MATERIAL SHOWN:
--

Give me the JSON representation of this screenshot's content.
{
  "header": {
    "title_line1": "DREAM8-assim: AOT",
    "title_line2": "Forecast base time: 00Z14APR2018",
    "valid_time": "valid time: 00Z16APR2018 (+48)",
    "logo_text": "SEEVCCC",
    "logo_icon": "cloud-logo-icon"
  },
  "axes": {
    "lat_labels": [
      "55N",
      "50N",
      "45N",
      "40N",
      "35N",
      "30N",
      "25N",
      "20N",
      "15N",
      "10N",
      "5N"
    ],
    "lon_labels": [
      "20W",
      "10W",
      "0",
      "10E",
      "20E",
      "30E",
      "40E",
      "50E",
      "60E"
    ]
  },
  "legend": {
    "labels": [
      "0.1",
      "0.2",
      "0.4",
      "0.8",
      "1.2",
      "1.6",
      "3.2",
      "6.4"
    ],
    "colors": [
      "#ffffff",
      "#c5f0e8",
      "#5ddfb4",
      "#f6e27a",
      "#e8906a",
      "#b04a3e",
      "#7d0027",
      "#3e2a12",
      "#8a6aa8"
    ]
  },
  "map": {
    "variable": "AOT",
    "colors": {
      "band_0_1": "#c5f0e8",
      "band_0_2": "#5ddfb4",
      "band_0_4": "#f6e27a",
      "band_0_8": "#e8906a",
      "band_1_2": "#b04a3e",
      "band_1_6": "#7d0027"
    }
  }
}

--

GIVEN PROBLEM: Word for word, quote all of the data above.

SOLUTION FOR THIS TASK:
Give me the JSON representation of this screenshot's content.
{
  "header": {
    "title_line1": "DREAM8-assim: AOT",
    "title_line2": "Forecast base time: 00Z14APR2018",
    "valid_time": "valid time: 00Z16APR2018 (+48)",
    "logo_text": "SEEVCCC",
    "logo_icon": "cloud-logo-icon"
  },
  "axes": {
    "lat_labels": [
      "55N",
      "50N",
      "45N",
      "40N",
      "35N",
      "30N",
      "25N",
      "20N",
      "15N",
      "10N",
      "5N"
    ],
    "lon_labels": [
      "20W",
      "10W",
      "0",
      "10E",
      "20E",
      "30E",
      "40E",
      "50E",
      "60E"
    ]
  },
  "legend": {
    "labels": [
      "0.1",
      "0.2",
      "0.4",
      "0.8",
      "1.2",
      "1.6",
      "3.2",
      "6.4"
    ],
    "colors": [
      "#ffffff",
      "#c5f0e8",
      "#5ddfb4",
      "#f6e27a",
      "#e8906a",
      "#b04a3e",
      "#7d0027",
      "#3e2a12",
      "#8a6aa8"
    ]
  },
  "map": {
    "variable": "AOT",
    "colors": {
      "band_0_1": "#c5f0e8",
      "band_0_2": "#5ddfb4",
      "band_0_4": "#f6e27a",
      "band_0_8": "#e8906a",
      "band_1_2": "#b04a3e",
      "band_1_6": "#7d0027"
    }
  }
}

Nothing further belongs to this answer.